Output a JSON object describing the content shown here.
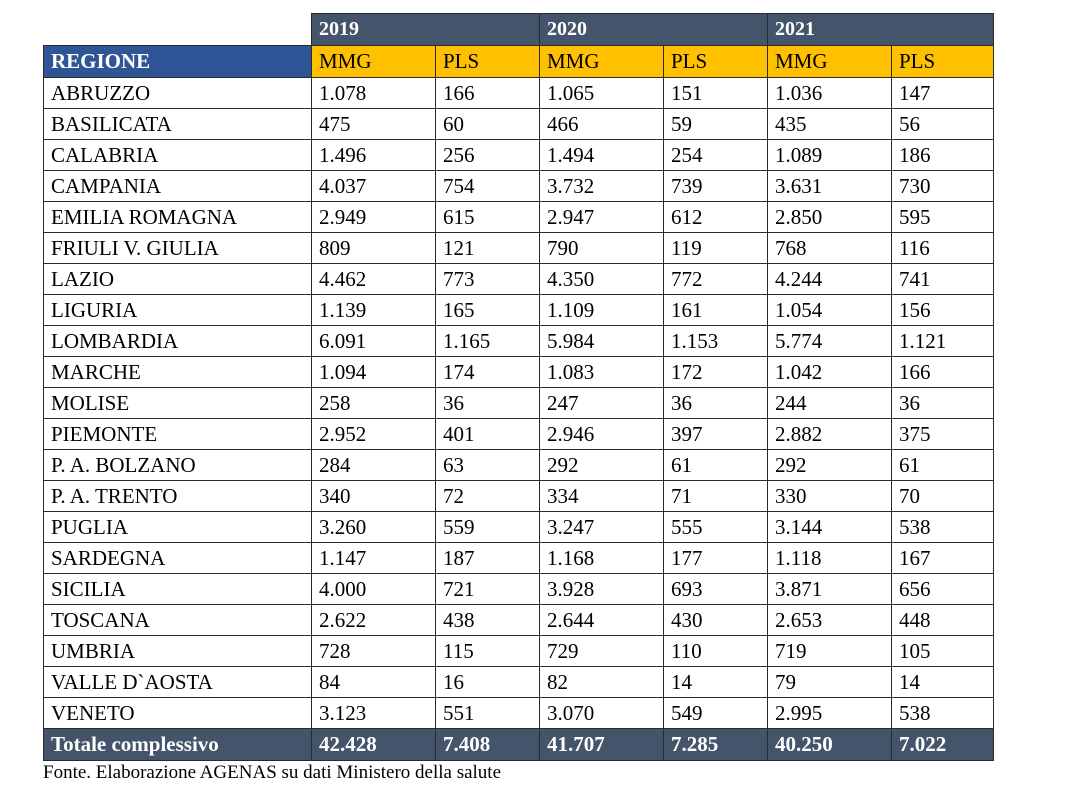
{
  "years": [
    "2019",
    "2020",
    "2021"
  ],
  "header": {
    "region": "REGIONE",
    "mmg": "MMG",
    "pls": "PLS"
  },
  "rows": [
    [
      "ABRUZZO",
      "1.078",
      "166",
      "1.065",
      "151",
      "1.036",
      "147"
    ],
    [
      "BASILICATA",
      "475",
      "60",
      "466",
      "59",
      "435",
      "56"
    ],
    [
      "CALABRIA",
      "1.496",
      "256",
      "1.494",
      "254",
      "1.089",
      "186"
    ],
    [
      "CAMPANIA",
      "4.037",
      "754",
      "3.732",
      "739",
      "3.631",
      "730"
    ],
    [
      "EMILIA ROMAGNA",
      "2.949",
      "615",
      "2.947",
      "612",
      "2.850",
      "595"
    ],
    [
      "FRIULI V. GIULIA",
      "809",
      "121",
      "790",
      "119",
      "768",
      "116"
    ],
    [
      "LAZIO",
      "4.462",
      "773",
      "4.350",
      "772",
      "4.244",
      "741"
    ],
    [
      "LIGURIA",
      "1.139",
      "165",
      "1.109",
      "161",
      "1.054",
      "156"
    ],
    [
      "LOMBARDIA",
      "6.091",
      "1.165",
      "5.984",
      "1.153",
      "5.774",
      "1.121"
    ],
    [
      "MARCHE",
      "1.094",
      "174",
      "1.083",
      "172",
      "1.042",
      "166"
    ],
    [
      "MOLISE",
      "258",
      "36",
      "247",
      "36",
      "244",
      "36"
    ],
    [
      "PIEMONTE",
      "2.952",
      "401",
      "2.946",
      "397",
      "2.882",
      "375"
    ],
    [
      "P. A. BOLZANO",
      "284",
      "63",
      "292",
      "61",
      "292",
      "61"
    ],
    [
      "P. A. TRENTO",
      "340",
      "72",
      "334",
      "71",
      "330",
      "70"
    ],
    [
      "PUGLIA",
      "3.260",
      "559",
      "3.247",
      "555",
      "3.144",
      "538"
    ],
    [
      "SARDEGNA",
      "1.147",
      "187",
      "1.168",
      "177",
      "1.118",
      "167"
    ],
    [
      "SICILIA",
      "4.000",
      "721",
      "3.928",
      "693",
      "3.871",
      "656"
    ],
    [
      "TOSCANA",
      "2.622",
      "438",
      "2.644",
      "430",
      "2.653",
      "448"
    ],
    [
      "UMBRIA",
      "728",
      "115",
      "729",
      "110",
      "719",
      "105"
    ],
    [
      "VALLE D`AOSTA",
      "84",
      "16",
      "82",
      "14",
      "79",
      "14"
    ],
    [
      "VENETO",
      "3.123",
      "551",
      "3.070",
      "549",
      "2.995",
      "538"
    ]
  ],
  "total": [
    "Totale complessivo",
    "42.428",
    "7.408",
    "41.707",
    "7.285",
    "40.250",
    "7.022"
  ],
  "source": "Fonte. Elaborazione AGENAS su dati Ministero della salute"
}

What the task requires: Without including the pictures, return each record above exactly as it stands.

Solution to the problem:
Output a JSON object describing the content shown here.
{
  "years": [
    "2019",
    "2020",
    "2021"
  ],
  "header": {
    "region": "REGIONE",
    "mmg": "MMG",
    "pls": "PLS"
  },
  "rows": [
    [
      "ABRUZZO",
      "1.078",
      "166",
      "1.065",
      "151",
      "1.036",
      "147"
    ],
    [
      "BASILICATA",
      "475",
      "60",
      "466",
      "59",
      "435",
      "56"
    ],
    [
      "CALABRIA",
      "1.496",
      "256",
      "1.494",
      "254",
      "1.089",
      "186"
    ],
    [
      "CAMPANIA",
      "4.037",
      "754",
      "3.732",
      "739",
      "3.631",
      "730"
    ],
    [
      "EMILIA ROMAGNA",
      "2.949",
      "615",
      "2.947",
      "612",
      "2.850",
      "595"
    ],
    [
      "FRIULI V. GIULIA",
      "809",
      "121",
      "790",
      "119",
      "768",
      "116"
    ],
    [
      "LAZIO",
      "4.462",
      "773",
      "4.350",
      "772",
      "4.244",
      "741"
    ],
    [
      "LIGURIA",
      "1.139",
      "165",
      "1.109",
      "161",
      "1.054",
      "156"
    ],
    [
      "LOMBARDIA",
      "6.091",
      "1.165",
      "5.984",
      "1.153",
      "5.774",
      "1.121"
    ],
    [
      "MARCHE",
      "1.094",
      "174",
      "1.083",
      "172",
      "1.042",
      "166"
    ],
    [
      "MOLISE",
      "258",
      "36",
      "247",
      "36",
      "244",
      "36"
    ],
    [
      "PIEMONTE",
      "2.952",
      "401",
      "2.946",
      "397",
      "2.882",
      "375"
    ],
    [
      "P. A. BOLZANO",
      "284",
      "63",
      "292",
      "61",
      "292",
      "61"
    ],
    [
      "P. A. TRENTO",
      "340",
      "72",
      "334",
      "71",
      "330",
      "70"
    ],
    [
      "PUGLIA",
      "3.260",
      "559",
      "3.247",
      "555",
      "3.144",
      "538"
    ],
    [
      "SARDEGNA",
      "1.147",
      "187",
      "1.168",
      "177",
      "1.118",
      "167"
    ],
    [
      "SICILIA",
      "4.000",
      "721",
      "3.928",
      "693",
      "3.871",
      "656"
    ],
    [
      "TOSCANA",
      "2.622",
      "438",
      "2.644",
      "430",
      "2.653",
      "448"
    ],
    [
      "UMBRIA",
      "728",
      "115",
      "729",
      "110",
      "719",
      "105"
    ],
    [
      "VALLE D`AOSTA",
      "84",
      "16",
      "82",
      "14",
      "79",
      "14"
    ],
    [
      "VENETO",
      "3.123",
      "551",
      "3.070",
      "549",
      "2.995",
      "538"
    ]
  ],
  "total": [
    "Totale complessivo",
    "42.428",
    "7.408",
    "41.707",
    "7.285",
    "40.250",
    "7.022"
  ],
  "source": "Fonte. Elaborazione AGENAS su dati Ministero della salute"
}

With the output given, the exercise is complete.